AIM OF THE TASK: Print every record below exactly as it stands.

DATA LISTING:
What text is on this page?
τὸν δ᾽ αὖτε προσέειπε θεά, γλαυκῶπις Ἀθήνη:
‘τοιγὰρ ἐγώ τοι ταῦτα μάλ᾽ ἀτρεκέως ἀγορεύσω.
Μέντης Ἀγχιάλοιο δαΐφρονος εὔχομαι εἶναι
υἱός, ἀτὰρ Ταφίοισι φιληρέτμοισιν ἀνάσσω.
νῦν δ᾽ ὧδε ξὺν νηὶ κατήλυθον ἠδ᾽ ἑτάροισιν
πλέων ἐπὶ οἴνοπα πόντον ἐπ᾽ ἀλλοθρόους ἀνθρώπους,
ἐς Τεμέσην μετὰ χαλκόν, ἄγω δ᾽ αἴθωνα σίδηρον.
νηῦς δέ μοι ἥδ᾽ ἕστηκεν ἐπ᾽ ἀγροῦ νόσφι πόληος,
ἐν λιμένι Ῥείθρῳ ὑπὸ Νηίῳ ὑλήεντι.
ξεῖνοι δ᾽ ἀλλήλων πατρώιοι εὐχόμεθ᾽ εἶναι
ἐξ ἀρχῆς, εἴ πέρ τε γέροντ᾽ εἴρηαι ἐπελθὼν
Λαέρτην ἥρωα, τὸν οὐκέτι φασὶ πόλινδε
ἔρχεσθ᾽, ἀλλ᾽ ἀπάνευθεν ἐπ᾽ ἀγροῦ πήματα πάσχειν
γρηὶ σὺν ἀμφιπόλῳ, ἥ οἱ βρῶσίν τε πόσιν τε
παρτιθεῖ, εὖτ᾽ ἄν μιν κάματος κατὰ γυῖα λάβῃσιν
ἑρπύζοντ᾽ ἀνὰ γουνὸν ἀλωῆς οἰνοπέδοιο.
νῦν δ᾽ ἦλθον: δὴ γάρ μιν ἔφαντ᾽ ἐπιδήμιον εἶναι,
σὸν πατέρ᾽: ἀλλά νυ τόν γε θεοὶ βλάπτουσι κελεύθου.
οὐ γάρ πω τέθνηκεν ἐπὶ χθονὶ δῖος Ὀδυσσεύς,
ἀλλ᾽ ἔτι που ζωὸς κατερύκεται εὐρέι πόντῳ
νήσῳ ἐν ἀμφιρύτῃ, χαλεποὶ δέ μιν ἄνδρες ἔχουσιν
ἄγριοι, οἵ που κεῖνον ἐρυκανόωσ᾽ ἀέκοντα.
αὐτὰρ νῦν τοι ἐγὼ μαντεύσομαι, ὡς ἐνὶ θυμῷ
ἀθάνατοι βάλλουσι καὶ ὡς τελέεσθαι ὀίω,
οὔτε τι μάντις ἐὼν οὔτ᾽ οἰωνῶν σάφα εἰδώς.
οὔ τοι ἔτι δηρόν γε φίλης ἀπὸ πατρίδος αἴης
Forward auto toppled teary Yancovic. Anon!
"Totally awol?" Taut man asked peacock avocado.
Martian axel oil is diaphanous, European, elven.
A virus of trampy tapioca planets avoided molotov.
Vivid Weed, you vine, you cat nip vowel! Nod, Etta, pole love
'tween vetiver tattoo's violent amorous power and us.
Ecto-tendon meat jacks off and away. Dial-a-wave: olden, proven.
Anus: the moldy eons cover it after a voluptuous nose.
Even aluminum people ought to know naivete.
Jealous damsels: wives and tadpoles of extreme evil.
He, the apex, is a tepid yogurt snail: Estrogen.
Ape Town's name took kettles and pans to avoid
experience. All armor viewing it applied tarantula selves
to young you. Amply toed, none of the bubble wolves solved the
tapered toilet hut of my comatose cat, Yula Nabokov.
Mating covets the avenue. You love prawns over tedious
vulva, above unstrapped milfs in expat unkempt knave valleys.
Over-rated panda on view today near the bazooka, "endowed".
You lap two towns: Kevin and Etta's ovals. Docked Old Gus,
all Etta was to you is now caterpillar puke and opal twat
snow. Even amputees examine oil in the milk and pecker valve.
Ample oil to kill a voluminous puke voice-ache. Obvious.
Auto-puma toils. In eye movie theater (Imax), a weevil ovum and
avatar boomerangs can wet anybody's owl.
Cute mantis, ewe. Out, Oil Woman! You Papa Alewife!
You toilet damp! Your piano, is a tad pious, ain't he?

ANSWER BOX:
What text is on this page?
τὸν δ᾽ αὖτε προσέειπε θεά, γλαυκῶπις Ἀθήνη:
‘τοιγὰρ ἐγώ τοι ταῦτα μάλ᾽ ἀτρεκέως ἀγορεύσω.
Μέντης Ἀγχιάλοιο δαΐφρονος εὔχομαι εἶναι
υἱός, ἀτὰρ Ταφίοισι φιληρέτμοισιν ἀνάσσω.
νῦν δ᾽ ὧδε ξὺν νηὶ κατήλυθον ἠδ᾽ ἑτάροισιν
πλέων ἐπὶ οἴνοπα πόντον ἐπ᾽ ἀλλοθρόους ἀνθρώπους,
ἐς Τεμέσην μετὰ χαλκόν, ἄγω δ᾽ αἴθωνα σίδηρον.
νηῦς δέ μοι ἥδ᾽ ἕστηκεν ἐπ᾽ ἀγροῦ νόσφι πόληος,
ἐν λιμένι Ῥείθρῳ ὑπὸ Νηίῳ ὑλήεντι.
ξεῖνοι δ᾽ ἀλλήλων πατρώιοι εὐχόμεθ᾽ εἶναι
ἐξ ἀρχῆς, εἴ πέρ τε γέροντ᾽ εἴρηαι ἐπελθὼν
Λαέρτην ἥρωα, τὸν οὐκέτι φασὶ πόλινδε
ἔρχεσθ᾽, ἀλλ᾽ ἀπάνευθεν ἐπ᾽ ἀγροῦ πήματα πάσχειν
γρηὶ σὺν ἀμφιπόλῳ, ἥ οἱ βρῶσίν τε πόσιν τε
παρτιθεῖ, εὖτ᾽ ἄν μιν κάματος κατὰ γυῖα λάβῃσιν
ἑρπύζοντ᾽ ἀνὰ γουνὸν ἀλωῆς οἰνοπέδοιο.
νῦν δ᾽ ἦλθον: δὴ γάρ μιν ἔφαντ᾽ ἐπιδήμιον εἶναι,
σὸν πατέρ᾽: ἀλλά νυ τόν γε θεοὶ βλάπτουσι κελεύθου.
οὐ γάρ πω τέθνηκεν ἐπὶ χθονὶ δῖος Ὀδυσσεύς,
ἀλλ᾽ ἔτι που ζωὸς κατερύκεται εὐρέι πόντῳ
νήσῳ ἐν ἀμφιρύτῃ, χαλεποὶ δέ μιν ἄνδρες ἔχουσιν
ἄγριοι, οἵ που κεῖνον ἐρυκανόωσ᾽ ἀέκοντα.
αὐτὰρ νῦν τοι ἐγὼ μαντεύσομαι, ὡς ἐνὶ θυμῷ
ἀθάνατοι βάλλουσι καὶ ὡς τελέεσθαι ὀίω,
οὔτε τι μάντις ἐὼν οὔτ᾽ οἰωνῶν σάφα εἰδώς.
οὔ τοι ἔτι δηρόν γε φίλης ἀπὸ πατρίδος αἴης
Forward auto toppled teary Yancovic. Anon!
"Totally awol?" Taut man asked peacock avocado.
Martian axel oil is diaphanous, European, elven.
A virus of trampy tapioca planets avoided molotov.
Vivid Weed, you vine, you cat nip vowel! Nod, Etta, pole love
'tween vetiver tattoo's violent amorous power and us.
Ecto-tendon meat jacks off and away. Dial-a-wave: olden, proven.
Anus: the moldy eons cover it after a voluptuous nose.
Even aluminum people ought to know naivete.
Jealous damsels: wives and tadpoles of extreme evil.
He, the apex, is a tepid yogurt snail: Estrogen.
Ape Town's name took kettles and pans to avoid
experience. All armor viewing it applied tarantula selves
to young you. Amply toed, none of the bubble wolves solved the
tapered toilet hut of my comatose cat, Yula Nabokov.
Mating covets the avenue. You love prawns over tedious
vulva, above unstrapped milfs in expat unkempt knave valleys.
Over-rated panda on view today near the bazooka, "endowed".
You lap two towns: Kevin and Etta's ovals. Docked Old Gus,
all Etta was to you is now caterpillar puke and opal twat
snow. Even amputees examine oil in the milk and pecker valve.
Ample oil to kill a voluminous puke voice-ache. Obvious.
Auto-puma toils. In eye movie theater (Imax), a weevil ovum and
avatar boomerangs can wet anybody's owl.
Cute mantis, ewe. Out, Oil Woman! You Papa Alewife!
You toilet damp! Your piano, is a tad pious, ain't he?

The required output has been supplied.